Required task: How many lines of these entries include the string "subtitle"? State the number alone.

───── Supplied records

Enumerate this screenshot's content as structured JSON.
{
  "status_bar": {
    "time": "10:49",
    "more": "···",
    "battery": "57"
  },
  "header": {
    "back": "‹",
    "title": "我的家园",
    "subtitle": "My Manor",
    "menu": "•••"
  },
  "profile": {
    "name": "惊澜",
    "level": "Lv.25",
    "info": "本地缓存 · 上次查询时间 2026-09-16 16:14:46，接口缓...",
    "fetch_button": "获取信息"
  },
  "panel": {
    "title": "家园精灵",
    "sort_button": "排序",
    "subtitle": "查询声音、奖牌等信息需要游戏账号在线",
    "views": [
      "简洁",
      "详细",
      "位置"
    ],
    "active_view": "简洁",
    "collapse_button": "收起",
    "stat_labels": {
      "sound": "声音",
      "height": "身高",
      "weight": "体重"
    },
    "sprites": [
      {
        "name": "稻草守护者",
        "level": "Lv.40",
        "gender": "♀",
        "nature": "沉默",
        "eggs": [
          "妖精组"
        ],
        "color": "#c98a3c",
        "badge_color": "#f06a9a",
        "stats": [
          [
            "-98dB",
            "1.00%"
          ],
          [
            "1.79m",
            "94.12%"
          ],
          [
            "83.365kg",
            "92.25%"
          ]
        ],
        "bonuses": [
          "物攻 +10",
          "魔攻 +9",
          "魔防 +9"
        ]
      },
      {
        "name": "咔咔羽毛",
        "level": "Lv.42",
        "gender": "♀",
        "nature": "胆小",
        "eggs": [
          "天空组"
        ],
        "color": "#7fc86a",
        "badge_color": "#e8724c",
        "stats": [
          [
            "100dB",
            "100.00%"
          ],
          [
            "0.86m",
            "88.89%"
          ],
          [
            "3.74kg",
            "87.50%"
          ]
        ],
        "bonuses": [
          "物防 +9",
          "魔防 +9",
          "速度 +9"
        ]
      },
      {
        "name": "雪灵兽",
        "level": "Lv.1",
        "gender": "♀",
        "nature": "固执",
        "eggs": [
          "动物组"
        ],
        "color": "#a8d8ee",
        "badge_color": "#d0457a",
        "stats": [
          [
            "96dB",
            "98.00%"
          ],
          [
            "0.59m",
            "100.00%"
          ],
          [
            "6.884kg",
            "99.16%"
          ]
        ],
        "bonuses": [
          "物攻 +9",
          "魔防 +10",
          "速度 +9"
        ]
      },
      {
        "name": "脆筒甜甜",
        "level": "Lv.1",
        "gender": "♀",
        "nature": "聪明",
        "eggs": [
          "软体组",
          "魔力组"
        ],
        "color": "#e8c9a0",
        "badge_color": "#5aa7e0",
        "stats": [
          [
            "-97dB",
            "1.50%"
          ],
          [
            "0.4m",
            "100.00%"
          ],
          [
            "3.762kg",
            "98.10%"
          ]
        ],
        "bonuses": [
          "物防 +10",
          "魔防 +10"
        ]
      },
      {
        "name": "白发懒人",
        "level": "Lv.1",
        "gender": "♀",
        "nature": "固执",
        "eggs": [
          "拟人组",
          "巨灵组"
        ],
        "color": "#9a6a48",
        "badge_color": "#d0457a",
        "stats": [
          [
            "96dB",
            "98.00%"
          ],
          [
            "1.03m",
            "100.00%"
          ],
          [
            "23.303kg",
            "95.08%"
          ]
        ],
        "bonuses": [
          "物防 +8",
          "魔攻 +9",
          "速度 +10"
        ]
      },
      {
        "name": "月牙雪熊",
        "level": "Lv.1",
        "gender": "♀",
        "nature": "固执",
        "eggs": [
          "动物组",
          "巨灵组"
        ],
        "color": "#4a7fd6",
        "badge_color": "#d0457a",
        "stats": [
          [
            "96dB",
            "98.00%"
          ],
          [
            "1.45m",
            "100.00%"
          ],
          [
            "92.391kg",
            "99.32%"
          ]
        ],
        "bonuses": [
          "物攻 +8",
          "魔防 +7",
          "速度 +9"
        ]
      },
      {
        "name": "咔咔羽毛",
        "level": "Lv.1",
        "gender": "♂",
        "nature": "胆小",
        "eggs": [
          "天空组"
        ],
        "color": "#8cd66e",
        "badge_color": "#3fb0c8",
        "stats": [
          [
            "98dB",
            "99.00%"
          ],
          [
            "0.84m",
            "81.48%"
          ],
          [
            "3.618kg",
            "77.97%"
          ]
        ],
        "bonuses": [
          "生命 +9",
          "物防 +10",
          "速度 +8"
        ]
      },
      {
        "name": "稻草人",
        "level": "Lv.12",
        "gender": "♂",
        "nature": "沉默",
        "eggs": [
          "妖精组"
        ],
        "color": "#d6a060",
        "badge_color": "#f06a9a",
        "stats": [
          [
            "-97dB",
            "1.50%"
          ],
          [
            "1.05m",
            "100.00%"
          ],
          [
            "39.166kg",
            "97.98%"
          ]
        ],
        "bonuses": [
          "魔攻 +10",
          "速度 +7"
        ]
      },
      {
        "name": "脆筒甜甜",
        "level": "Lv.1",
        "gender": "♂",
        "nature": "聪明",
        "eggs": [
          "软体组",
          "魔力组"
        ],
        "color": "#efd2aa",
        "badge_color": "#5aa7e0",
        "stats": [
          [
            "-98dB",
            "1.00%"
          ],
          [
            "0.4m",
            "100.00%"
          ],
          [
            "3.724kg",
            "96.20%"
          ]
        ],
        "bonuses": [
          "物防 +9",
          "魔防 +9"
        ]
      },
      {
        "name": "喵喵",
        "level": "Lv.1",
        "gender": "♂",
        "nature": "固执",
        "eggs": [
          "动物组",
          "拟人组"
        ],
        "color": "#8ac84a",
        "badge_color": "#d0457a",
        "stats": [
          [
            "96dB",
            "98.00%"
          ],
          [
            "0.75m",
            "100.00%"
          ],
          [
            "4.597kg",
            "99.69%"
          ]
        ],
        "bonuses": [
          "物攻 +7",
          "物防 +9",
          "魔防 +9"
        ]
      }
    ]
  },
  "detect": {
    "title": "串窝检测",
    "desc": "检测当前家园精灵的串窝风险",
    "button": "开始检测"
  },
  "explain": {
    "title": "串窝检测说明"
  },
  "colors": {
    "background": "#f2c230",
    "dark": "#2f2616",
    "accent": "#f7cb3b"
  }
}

──────────

In response: 2